:: Exercise inputs ::

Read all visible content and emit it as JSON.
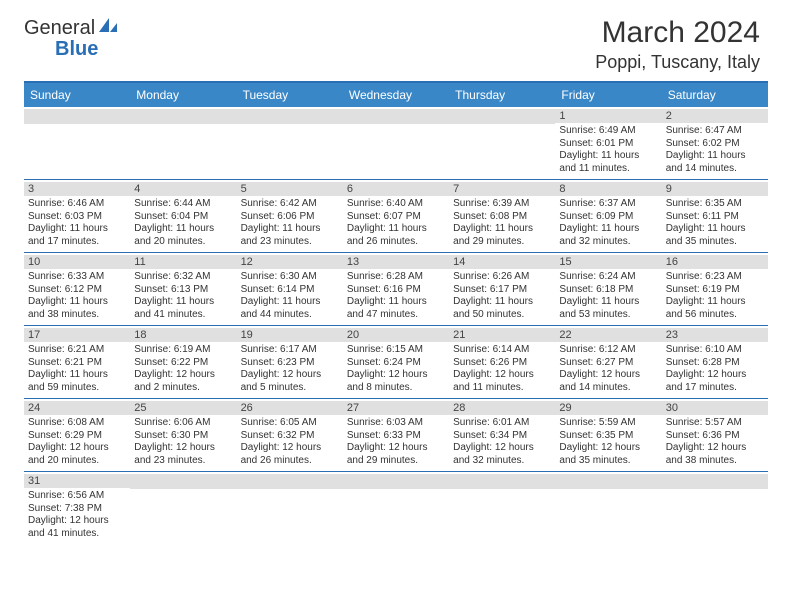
{
  "logo": {
    "text1": "General",
    "text2": "Blue"
  },
  "title": "March 2024",
  "location": "Poppi, Tuscany, Italy",
  "colors": {
    "brand_blue": "#3a87c8",
    "rule_blue": "#2a6fb5",
    "daynum_bg": "#e0e0e0",
    "text": "#333333",
    "white": "#ffffff"
  },
  "daysOfWeek": [
    "Sunday",
    "Monday",
    "Tuesday",
    "Wednesday",
    "Thursday",
    "Friday",
    "Saturday"
  ],
  "weeks": [
    [
      {
        "n": "",
        "sr": "",
        "ss": "",
        "dl": ""
      },
      {
        "n": "",
        "sr": "",
        "ss": "",
        "dl": ""
      },
      {
        "n": "",
        "sr": "",
        "ss": "",
        "dl": ""
      },
      {
        "n": "",
        "sr": "",
        "ss": "",
        "dl": ""
      },
      {
        "n": "",
        "sr": "",
        "ss": "",
        "dl": ""
      },
      {
        "n": "1",
        "sr": "Sunrise: 6:49 AM",
        "ss": "Sunset: 6:01 PM",
        "dl": "Daylight: 11 hours and 11 minutes."
      },
      {
        "n": "2",
        "sr": "Sunrise: 6:47 AM",
        "ss": "Sunset: 6:02 PM",
        "dl": "Daylight: 11 hours and 14 minutes."
      }
    ],
    [
      {
        "n": "3",
        "sr": "Sunrise: 6:46 AM",
        "ss": "Sunset: 6:03 PM",
        "dl": "Daylight: 11 hours and 17 minutes."
      },
      {
        "n": "4",
        "sr": "Sunrise: 6:44 AM",
        "ss": "Sunset: 6:04 PM",
        "dl": "Daylight: 11 hours and 20 minutes."
      },
      {
        "n": "5",
        "sr": "Sunrise: 6:42 AM",
        "ss": "Sunset: 6:06 PM",
        "dl": "Daylight: 11 hours and 23 minutes."
      },
      {
        "n": "6",
        "sr": "Sunrise: 6:40 AM",
        "ss": "Sunset: 6:07 PM",
        "dl": "Daylight: 11 hours and 26 minutes."
      },
      {
        "n": "7",
        "sr": "Sunrise: 6:39 AM",
        "ss": "Sunset: 6:08 PM",
        "dl": "Daylight: 11 hours and 29 minutes."
      },
      {
        "n": "8",
        "sr": "Sunrise: 6:37 AM",
        "ss": "Sunset: 6:09 PM",
        "dl": "Daylight: 11 hours and 32 minutes."
      },
      {
        "n": "9",
        "sr": "Sunrise: 6:35 AM",
        "ss": "Sunset: 6:11 PM",
        "dl": "Daylight: 11 hours and 35 minutes."
      }
    ],
    [
      {
        "n": "10",
        "sr": "Sunrise: 6:33 AM",
        "ss": "Sunset: 6:12 PM",
        "dl": "Daylight: 11 hours and 38 minutes."
      },
      {
        "n": "11",
        "sr": "Sunrise: 6:32 AM",
        "ss": "Sunset: 6:13 PM",
        "dl": "Daylight: 11 hours and 41 minutes."
      },
      {
        "n": "12",
        "sr": "Sunrise: 6:30 AM",
        "ss": "Sunset: 6:14 PM",
        "dl": "Daylight: 11 hours and 44 minutes."
      },
      {
        "n": "13",
        "sr": "Sunrise: 6:28 AM",
        "ss": "Sunset: 6:16 PM",
        "dl": "Daylight: 11 hours and 47 minutes."
      },
      {
        "n": "14",
        "sr": "Sunrise: 6:26 AM",
        "ss": "Sunset: 6:17 PM",
        "dl": "Daylight: 11 hours and 50 minutes."
      },
      {
        "n": "15",
        "sr": "Sunrise: 6:24 AM",
        "ss": "Sunset: 6:18 PM",
        "dl": "Daylight: 11 hours and 53 minutes."
      },
      {
        "n": "16",
        "sr": "Sunrise: 6:23 AM",
        "ss": "Sunset: 6:19 PM",
        "dl": "Daylight: 11 hours and 56 minutes."
      }
    ],
    [
      {
        "n": "17",
        "sr": "Sunrise: 6:21 AM",
        "ss": "Sunset: 6:21 PM",
        "dl": "Daylight: 11 hours and 59 minutes."
      },
      {
        "n": "18",
        "sr": "Sunrise: 6:19 AM",
        "ss": "Sunset: 6:22 PM",
        "dl": "Daylight: 12 hours and 2 minutes."
      },
      {
        "n": "19",
        "sr": "Sunrise: 6:17 AM",
        "ss": "Sunset: 6:23 PM",
        "dl": "Daylight: 12 hours and 5 minutes."
      },
      {
        "n": "20",
        "sr": "Sunrise: 6:15 AM",
        "ss": "Sunset: 6:24 PM",
        "dl": "Daylight: 12 hours and 8 minutes."
      },
      {
        "n": "21",
        "sr": "Sunrise: 6:14 AM",
        "ss": "Sunset: 6:26 PM",
        "dl": "Daylight: 12 hours and 11 minutes."
      },
      {
        "n": "22",
        "sr": "Sunrise: 6:12 AM",
        "ss": "Sunset: 6:27 PM",
        "dl": "Daylight: 12 hours and 14 minutes."
      },
      {
        "n": "23",
        "sr": "Sunrise: 6:10 AM",
        "ss": "Sunset: 6:28 PM",
        "dl": "Daylight: 12 hours and 17 minutes."
      }
    ],
    [
      {
        "n": "24",
        "sr": "Sunrise: 6:08 AM",
        "ss": "Sunset: 6:29 PM",
        "dl": "Daylight: 12 hours and 20 minutes."
      },
      {
        "n": "25",
        "sr": "Sunrise: 6:06 AM",
        "ss": "Sunset: 6:30 PM",
        "dl": "Daylight: 12 hours and 23 minutes."
      },
      {
        "n": "26",
        "sr": "Sunrise: 6:05 AM",
        "ss": "Sunset: 6:32 PM",
        "dl": "Daylight: 12 hours and 26 minutes."
      },
      {
        "n": "27",
        "sr": "Sunrise: 6:03 AM",
        "ss": "Sunset: 6:33 PM",
        "dl": "Daylight: 12 hours and 29 minutes."
      },
      {
        "n": "28",
        "sr": "Sunrise: 6:01 AM",
        "ss": "Sunset: 6:34 PM",
        "dl": "Daylight: 12 hours and 32 minutes."
      },
      {
        "n": "29",
        "sr": "Sunrise: 5:59 AM",
        "ss": "Sunset: 6:35 PM",
        "dl": "Daylight: 12 hours and 35 minutes."
      },
      {
        "n": "30",
        "sr": "Sunrise: 5:57 AM",
        "ss": "Sunset: 6:36 PM",
        "dl": "Daylight: 12 hours and 38 minutes."
      }
    ],
    [
      {
        "n": "31",
        "sr": "Sunrise: 6:56 AM",
        "ss": "Sunset: 7:38 PM",
        "dl": "Daylight: 12 hours and 41 minutes."
      },
      {
        "n": "",
        "sr": "",
        "ss": "",
        "dl": ""
      },
      {
        "n": "",
        "sr": "",
        "ss": "",
        "dl": ""
      },
      {
        "n": "",
        "sr": "",
        "ss": "",
        "dl": ""
      },
      {
        "n": "",
        "sr": "",
        "ss": "",
        "dl": ""
      },
      {
        "n": "",
        "sr": "",
        "ss": "",
        "dl": ""
      },
      {
        "n": "",
        "sr": "",
        "ss": "",
        "dl": ""
      }
    ]
  ]
}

:: What to produce ::
Set every line down exactly as written, leaving each picture out.

:: Correct answer ::
Read all visible content and emit it as JSON.
{
  "logo": {
    "text1": "General",
    "text2": "Blue"
  },
  "title": "March 2024",
  "location": "Poppi, Tuscany, Italy",
  "colors": {
    "brand_blue": "#3a87c8",
    "rule_blue": "#2a6fb5",
    "daynum_bg": "#e0e0e0",
    "text": "#333333",
    "white": "#ffffff"
  },
  "daysOfWeek": [
    "Sunday",
    "Monday",
    "Tuesday",
    "Wednesday",
    "Thursday",
    "Friday",
    "Saturday"
  ],
  "weeks": [
    [
      {
        "n": "",
        "sr": "",
        "ss": "",
        "dl": ""
      },
      {
        "n": "",
        "sr": "",
        "ss": "",
        "dl": ""
      },
      {
        "n": "",
        "sr": "",
        "ss": "",
        "dl": ""
      },
      {
        "n": "",
        "sr": "",
        "ss": "",
        "dl": ""
      },
      {
        "n": "",
        "sr": "",
        "ss": "",
        "dl": ""
      },
      {
        "n": "1",
        "sr": "Sunrise: 6:49 AM",
        "ss": "Sunset: 6:01 PM",
        "dl": "Daylight: 11 hours and 11 minutes."
      },
      {
        "n": "2",
        "sr": "Sunrise: 6:47 AM",
        "ss": "Sunset: 6:02 PM",
        "dl": "Daylight: 11 hours and 14 minutes."
      }
    ],
    [
      {
        "n": "3",
        "sr": "Sunrise: 6:46 AM",
        "ss": "Sunset: 6:03 PM",
        "dl": "Daylight: 11 hours and 17 minutes."
      },
      {
        "n": "4",
        "sr": "Sunrise: 6:44 AM",
        "ss": "Sunset: 6:04 PM",
        "dl": "Daylight: 11 hours and 20 minutes."
      },
      {
        "n": "5",
        "sr": "Sunrise: 6:42 AM",
        "ss": "Sunset: 6:06 PM",
        "dl": "Daylight: 11 hours and 23 minutes."
      },
      {
        "n": "6",
        "sr": "Sunrise: 6:40 AM",
        "ss": "Sunset: 6:07 PM",
        "dl": "Daylight: 11 hours and 26 minutes."
      },
      {
        "n": "7",
        "sr": "Sunrise: 6:39 AM",
        "ss": "Sunset: 6:08 PM",
        "dl": "Daylight: 11 hours and 29 minutes."
      },
      {
        "n": "8",
        "sr": "Sunrise: 6:37 AM",
        "ss": "Sunset: 6:09 PM",
        "dl": "Daylight: 11 hours and 32 minutes."
      },
      {
        "n": "9",
        "sr": "Sunrise: 6:35 AM",
        "ss": "Sunset: 6:11 PM",
        "dl": "Daylight: 11 hours and 35 minutes."
      }
    ],
    [
      {
        "n": "10",
        "sr": "Sunrise: 6:33 AM",
        "ss": "Sunset: 6:12 PM",
        "dl": "Daylight: 11 hours and 38 minutes."
      },
      {
        "n": "11",
        "sr": "Sunrise: 6:32 AM",
        "ss": "Sunset: 6:13 PM",
        "dl": "Daylight: 11 hours and 41 minutes."
      },
      {
        "n": "12",
        "sr": "Sunrise: 6:30 AM",
        "ss": "Sunset: 6:14 PM",
        "dl": "Daylight: 11 hours and 44 minutes."
      },
      {
        "n": "13",
        "sr": "Sunrise: 6:28 AM",
        "ss": "Sunset: 6:16 PM",
        "dl": "Daylight: 11 hours and 47 minutes."
      },
      {
        "n": "14",
        "sr": "Sunrise: 6:26 AM",
        "ss": "Sunset: 6:17 PM",
        "dl": "Daylight: 11 hours and 50 minutes."
      },
      {
        "n": "15",
        "sr": "Sunrise: 6:24 AM",
        "ss": "Sunset: 6:18 PM",
        "dl": "Daylight: 11 hours and 53 minutes."
      },
      {
        "n": "16",
        "sr": "Sunrise: 6:23 AM",
        "ss": "Sunset: 6:19 PM",
        "dl": "Daylight: 11 hours and 56 minutes."
      }
    ],
    [
      {
        "n": "17",
        "sr": "Sunrise: 6:21 AM",
        "ss": "Sunset: 6:21 PM",
        "dl": "Daylight: 11 hours and 59 minutes."
      },
      {
        "n": "18",
        "sr": "Sunrise: 6:19 AM",
        "ss": "Sunset: 6:22 PM",
        "dl": "Daylight: 12 hours and 2 minutes."
      },
      {
        "n": "19",
        "sr": "Sunrise: 6:17 AM",
        "ss": "Sunset: 6:23 PM",
        "dl": "Daylight: 12 hours and 5 minutes."
      },
      {
        "n": "20",
        "sr": "Sunrise: 6:15 AM",
        "ss": "Sunset: 6:24 PM",
        "dl": "Daylight: 12 hours and 8 minutes."
      },
      {
        "n": "21",
        "sr": "Sunrise: 6:14 AM",
        "ss": "Sunset: 6:26 PM",
        "dl": "Daylight: 12 hours and 11 minutes."
      },
      {
        "n": "22",
        "sr": "Sunrise: 6:12 AM",
        "ss": "Sunset: 6:27 PM",
        "dl": "Daylight: 12 hours and 14 minutes."
      },
      {
        "n": "23",
        "sr": "Sunrise: 6:10 AM",
        "ss": "Sunset: 6:28 PM",
        "dl": "Daylight: 12 hours and 17 minutes."
      }
    ],
    [
      {
        "n": "24",
        "sr": "Sunrise: 6:08 AM",
        "ss": "Sunset: 6:29 PM",
        "dl": "Daylight: 12 hours and 20 minutes."
      },
      {
        "n": "25",
        "sr": "Sunrise: 6:06 AM",
        "ss": "Sunset: 6:30 PM",
        "dl": "Daylight: 12 hours and 23 minutes."
      },
      {
        "n": "26",
        "sr": "Sunrise: 6:05 AM",
        "ss": "Sunset: 6:32 PM",
        "dl": "Daylight: 12 hours and 26 minutes."
      },
      {
        "n": "27",
        "sr": "Sunrise: 6:03 AM",
        "ss": "Sunset: 6:33 PM",
        "dl": "Daylight: 12 hours and 29 minutes."
      },
      {
        "n": "28",
        "sr": "Sunrise: 6:01 AM",
        "ss": "Sunset: 6:34 PM",
        "dl": "Daylight: 12 hours and 32 minutes."
      },
      {
        "n": "29",
        "sr": "Sunrise: 5:59 AM",
        "ss": "Sunset: 6:35 PM",
        "dl": "Daylight: 12 hours and 35 minutes."
      },
      {
        "n": "30",
        "sr": "Sunrise: 5:57 AM",
        "ss": "Sunset: 6:36 PM",
        "dl": "Daylight: 12 hours and 38 minutes."
      }
    ],
    [
      {
        "n": "31",
        "sr": "Sunrise: 6:56 AM",
        "ss": "Sunset: 7:38 PM",
        "dl": "Daylight: 12 hours and 41 minutes."
      },
      {
        "n": "",
        "sr": "",
        "ss": "",
        "dl": ""
      },
      {
        "n": "",
        "sr": "",
        "ss": "",
        "dl": ""
      },
      {
        "n": "",
        "sr": "",
        "ss": "",
        "dl": ""
      },
      {
        "n": "",
        "sr": "",
        "ss": "",
        "dl": ""
      },
      {
        "n": "",
        "sr": "",
        "ss": "",
        "dl": ""
      },
      {
        "n": "",
        "sr": "",
        "ss": "",
        "dl": ""
      }
    ]
  ]
}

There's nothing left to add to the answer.